§ DIRECTIONS
Extract each line bearing the word "информацией".

··· RECORD EXCERPTS ···

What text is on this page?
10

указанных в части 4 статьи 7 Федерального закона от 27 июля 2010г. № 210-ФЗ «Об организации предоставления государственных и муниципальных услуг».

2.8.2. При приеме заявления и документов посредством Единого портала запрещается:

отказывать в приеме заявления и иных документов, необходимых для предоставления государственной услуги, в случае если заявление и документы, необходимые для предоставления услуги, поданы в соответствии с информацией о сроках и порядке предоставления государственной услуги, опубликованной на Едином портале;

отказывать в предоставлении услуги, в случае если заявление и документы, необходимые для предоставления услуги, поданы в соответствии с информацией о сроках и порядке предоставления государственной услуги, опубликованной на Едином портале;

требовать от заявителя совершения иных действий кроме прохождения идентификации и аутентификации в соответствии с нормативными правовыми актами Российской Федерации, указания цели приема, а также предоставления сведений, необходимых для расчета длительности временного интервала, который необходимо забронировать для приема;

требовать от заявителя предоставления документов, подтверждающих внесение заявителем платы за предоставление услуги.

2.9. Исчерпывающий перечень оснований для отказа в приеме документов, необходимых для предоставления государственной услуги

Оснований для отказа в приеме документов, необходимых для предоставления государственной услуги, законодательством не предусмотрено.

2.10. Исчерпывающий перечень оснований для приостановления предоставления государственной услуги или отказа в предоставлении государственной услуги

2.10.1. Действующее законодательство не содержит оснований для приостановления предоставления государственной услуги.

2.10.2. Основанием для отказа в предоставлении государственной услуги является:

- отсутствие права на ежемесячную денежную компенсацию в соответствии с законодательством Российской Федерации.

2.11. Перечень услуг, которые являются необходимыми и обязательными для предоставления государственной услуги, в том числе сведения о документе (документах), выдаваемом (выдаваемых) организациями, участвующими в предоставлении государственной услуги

···

§ SOLUTION FOR THIS TASK
отказывать в приеме заявления и иных документов, необходимых для предоставления государственной услуги, в случае если заявление и документы, необходимые для предоставления услуги, поданы в соответствии с информацией о сроках и порядке предоставления государственной услуги, опубликованной на Едином портале;
отказывать в предоставлении услуги, в случае если заявление и документы, необходимые для предоставления услуги, поданы в соответствии с информацией о сроках и порядке предоставления государственной услуги, опубликованной на Едином портале;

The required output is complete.